### STATED TASK
Copy all of the material below, replacing every "storm-motion-label" with "storm-vector-label" and changing nothing else. Leave the pictures out.

(Page element annotations)
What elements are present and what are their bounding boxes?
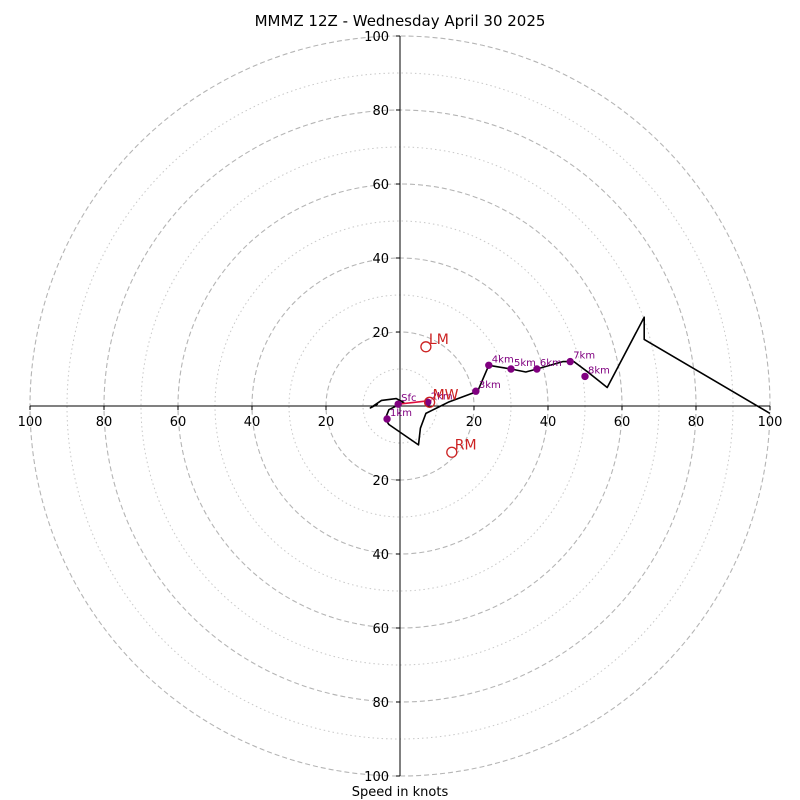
height-marker-point xyxy=(394,400,402,408)
y-tick-label: 40 xyxy=(372,548,389,563)
x-tick-label: 60 xyxy=(614,415,631,430)
height-marker-label: 5km xyxy=(514,358,536,369)
height-marker-label: Sfc xyxy=(401,393,416,404)
x-tick-label: 20 xyxy=(466,415,483,430)
y-tick-label: 20 xyxy=(372,474,389,489)
y-tick-label: 60 xyxy=(372,622,389,637)
height-marker-label: 7km xyxy=(573,351,595,362)
y-tick-label: 100 xyxy=(364,30,389,45)
height-marker-point xyxy=(472,387,480,395)
y-tick-label: 60 xyxy=(372,178,389,193)
storm-motion-point xyxy=(420,341,432,353)
height-marker-point xyxy=(581,372,589,381)
storm-motion-point xyxy=(423,396,436,408)
x-tick-label: 100 xyxy=(18,415,43,430)
storm-motion-point xyxy=(446,446,458,458)
height-marker-point xyxy=(507,365,515,373)
height-marker-point xyxy=(566,357,574,366)
y-tick-label: 20 xyxy=(372,326,389,341)
x-tick-label: 40 xyxy=(244,415,261,430)
storm-motion-label: LM xyxy=(429,332,449,348)
height-marker-label: 8km xyxy=(588,365,610,376)
chart-title: MMMZ 12Z - Wednesday April 30 2025 xyxy=(255,12,546,30)
y-tick-label: 80 xyxy=(372,696,389,711)
height-marker-label: 3km xyxy=(479,380,501,391)
y-tick-label: 40 xyxy=(372,252,389,267)
x-tick-label: 80 xyxy=(96,415,113,430)
height-marker-label: 1km xyxy=(390,408,412,419)
storm-motion-label: MW xyxy=(433,387,459,403)
x-tick-label: 80 xyxy=(688,415,705,430)
x-tick-label: 60 xyxy=(170,415,187,430)
height-marker-point xyxy=(383,415,391,423)
height-marker-point xyxy=(533,365,541,373)
x-axis-label: Speed in knots xyxy=(352,785,449,800)
height-marker-label: 4km xyxy=(492,354,514,365)
height-marker-label: 2km xyxy=(431,391,453,402)
height-marker-label: 6km xyxy=(540,358,562,369)
height-marker-point xyxy=(485,361,493,369)
height-markers: Sfc 1km 2km 3km 4km 5km 6km 7km 8km xyxy=(383,351,610,423)
x-tick-label: 40 xyxy=(540,415,557,430)
storm-motion-markers: LM MW RM xyxy=(420,332,477,458)
x-tick-label: 100 xyxy=(758,415,783,430)
tick-labels: 100 80 60 40 20 20 40 60 80 100 100 80 60 40 20 20 40 60 8… xyxy=(18,30,783,785)
y-tick-label: 80 xyxy=(372,104,389,119)
y-tick-label: 100 xyxy=(364,770,389,785)
x-tick-label: 20 xyxy=(318,415,335,430)
storm-motion-label: RM xyxy=(455,437,477,453)
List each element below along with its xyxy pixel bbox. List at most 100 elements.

### REPLY
What elements are present and what are their bounding boxes?
height-marker-point xyxy=(394,400,402,408)
y-tick-label: 40 xyxy=(372,548,389,563)
x-tick-label: 60 xyxy=(614,415,631,430)
height-marker-label: 5km xyxy=(514,358,536,369)
height-marker-label: Sfc xyxy=(401,393,416,404)
x-tick-label: 20 xyxy=(466,415,483,430)
y-tick-label: 20 xyxy=(372,474,389,489)
y-tick-label: 60 xyxy=(372,622,389,637)
height-marker-label: 7km xyxy=(573,351,595,362)
y-tick-label: 100 xyxy=(364,30,389,45)
height-marker-point xyxy=(472,387,480,395)
y-tick-label: 60 xyxy=(372,178,389,193)
storm-motion-point xyxy=(420,341,432,353)
height-marker-point xyxy=(581,372,589,381)
storm-motion-point xyxy=(423,396,436,408)
x-tick-label: 100 xyxy=(18,415,43,430)
storm-motion-point xyxy=(446,446,458,458)
height-marker-point xyxy=(507,365,515,373)
height-marker-point xyxy=(566,357,574,366)
y-tick-label: 20 xyxy=(372,326,389,341)
x-tick-label: 40 xyxy=(244,415,261,430)
storm-vector-label: LM xyxy=(429,332,449,348)
height-marker-label: 8km xyxy=(588,365,610,376)
chart-title: MMMZ 12Z - Wednesday April 30 2025 xyxy=(255,12,546,30)
y-tick-label: 80 xyxy=(372,696,389,711)
height-marker-label: 3km xyxy=(479,380,501,391)
y-tick-label: 40 xyxy=(372,252,389,267)
x-tick-label: 80 xyxy=(96,415,113,430)
height-marker-label: 1km xyxy=(390,408,412,419)
storm-vector-label: MW xyxy=(433,387,459,403)
x-tick-label: 80 xyxy=(688,415,705,430)
x-tick-label: 60 xyxy=(170,415,187,430)
height-marker-point xyxy=(383,415,391,423)
height-marker-point xyxy=(533,365,541,373)
x-axis-label: Speed in knots xyxy=(352,785,449,800)
height-marker-label: 4km xyxy=(492,354,514,365)
height-marker-label: 2km xyxy=(431,391,453,402)
height-marker-label: 6km xyxy=(540,358,562,369)
height-marker-point xyxy=(485,361,493,369)
height-markers: Sfc 1km 2km 3km 4km 5km 6km 7km 8km xyxy=(383,351,610,423)
x-tick-label: 40 xyxy=(540,415,557,430)
storm-motion-markers: LM MW RM xyxy=(420,332,477,458)
x-tick-label: 100 xyxy=(758,415,783,430)
tick-labels: 100 80 60 40 20 20 40 60 80 100 100 80 60 40 20 20 40 60 8… xyxy=(18,30,783,785)
y-tick-label: 80 xyxy=(372,104,389,119)
y-tick-label: 100 xyxy=(364,770,389,785)
x-tick-label: 20 xyxy=(318,415,335,430)
storm-vector-label: RM xyxy=(455,437,477,453)
List each element below along with its xyxy pixel bbox. List at most 100 elements.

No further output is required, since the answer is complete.